» **EXERCISE TASK**
Wherever "меня" appears in a line, copy that line.

** Begin **

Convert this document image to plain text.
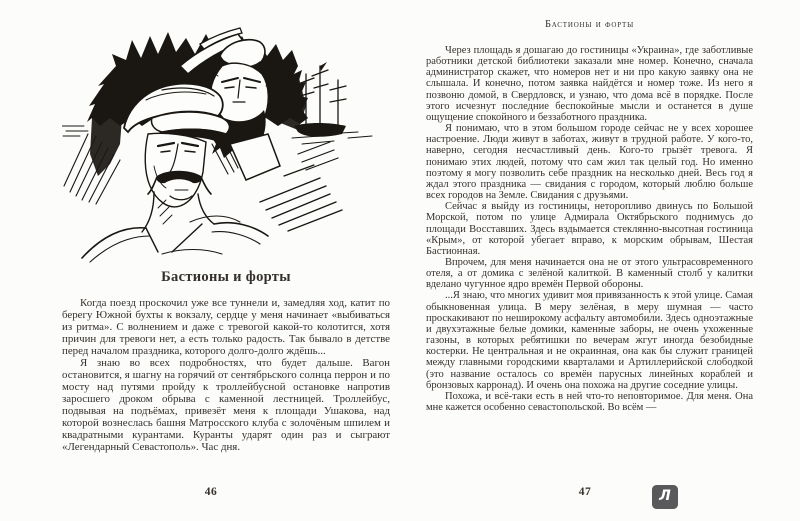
Бастионы и форты

Когда поезд проскочил уже все туннели и, замедляя ход, катит по берегу Южной бухты к вокзалу, сердце у меня начинает «выбиваться из ритма». С волнением и даже с тревогой какой-то колотится, хотя причин для тревоги нет, а есть только радость. Так бывало в детстве перед началом праздника, которого долго-долго ждёшь...

Я знаю во всех подробностях, что будет дальше. Вагон остановится, я шагну на горячий от сентябрьского солнца перрон и по мосту над путями пройду к троллейбусной остановке напротив заросшего дроком обрыва с каменной лестницей. Троллейбус, подвывая на подъёмах, привезёт меня к площади Ушакова, над которой вознеслась башня Матросского клуба с золочёным шпилем и квадратными курантами. Куранты ударят один раз и сыграют «Легендарный Севастополь». Час дня.

46
Бастионы и форты

Через площадь я дошагаю до гостиницы «Украина», где заботливые работники детской библиотеки заказали мне номер. Конечно, сначала администратор скажет, что номеров нет и ни про какую заявку она не слышала. И конечно, потом заявка найдётся и номер тоже. Из него я позвоню домой, в Свердловск, и узнаю, что дома всё в порядке. После этого исчезнут последние беспокойные мысли и останется в душе ощущение спокойного и беззаботного праздника.

Я понимаю, что в этом большом городе сейчас не у всех хорошее настроение. Люди живут в заботах, живут в трудной работе. У кого-то, наверно, сегодня несчастливый день. Кого-то грызёт тревога. Я понимаю этих людей, потому что сам жил так целый год. Но именно поэтому я могу позволить себе праздник на несколько дней. Весь год я ждал этого праздника — свидания с городом, который люблю больше всех городов на Земле. Свидания с друзьями.

Сейчас я выйду из гостиницы, неторопливо двинусь по Большой Морской, потом по улице Адмирала Октябрьского поднимусь до площади Восставших. Здесь вздымается стеклянно-высотная гостиница «Крым», от которой убегает вправо, к морским обрывам, Шестая Бастионная.

Впрочем, для меня начинается она не от этого ультрасовременного отеля, а от домика с зелёной калиткой. В каменный столб у калитки вделано чугунное ядро времён Первой обороны.

...Я знаю, что многих удивит моя привязанность к этой улице. Самая обыкновенная улица. В меру зелёная, в меру шумная — часто проскакивают по неширокому асфальту автомобили. Здесь одноэтажные и двухэтажные белые домики, каменные заборы, не очень ухоженные газоны, в которых ребятишки по вечерам жгут иногда безобидные костерки. Не центральная и не окраинная, она как бы служит границей между главными городскими кварталами и Артиллерийской слободкой (это название осталось со времён парусных линейных кораблей и бронзовых карронад). И очень она похожа на другие соседние улицы.

Похожа, и всё-таки есть в ней что-то неповторимое. Для меня. Она мне кажется особенно севастопольской. Во всём —

47	Л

** End **

» **WORKED SOLUTION**
Когда поезд проскочил уже все туннели и, замедляя ход, катит по берегу Южной бухты к вокзалу, сердце у меня начинает «выбиваться из ритма». С волнением и даже с тревогой какой-то колотится, хотя причин для тревоги нет, а есть только радость. Так бывало в детстве перед началом праздника, которого долго-долго ждёшь...
Я знаю во всех подробностях, что будет дальше. Вагон остановится, я шагну на горячий от сентябрьского солнца перрон и по мосту над путями пройду к троллейбусной остановке напротив заросшего дроком обрыва с каменной лестницей. Троллейбус, подвывая на подъёмах, привезёт меня к площади Ушакова, над которой вознеслась башня Матросского клуба с золочёным шпилем и квадратными курантами. Куранты ударят один раз и сыграют «Легендарный Севастополь». Час дня.
Впрочем, для меня начинается она не от этого ультрасовременного отеля, а от домика с зелёной калиткой. В каменный столб у калитки вделано чугунное ядро времён Первой обороны.
Похожа, и всё-таки есть в ней что-то неповторимое. Для меня. Она мне кажется особенно севастопольской. Во всём —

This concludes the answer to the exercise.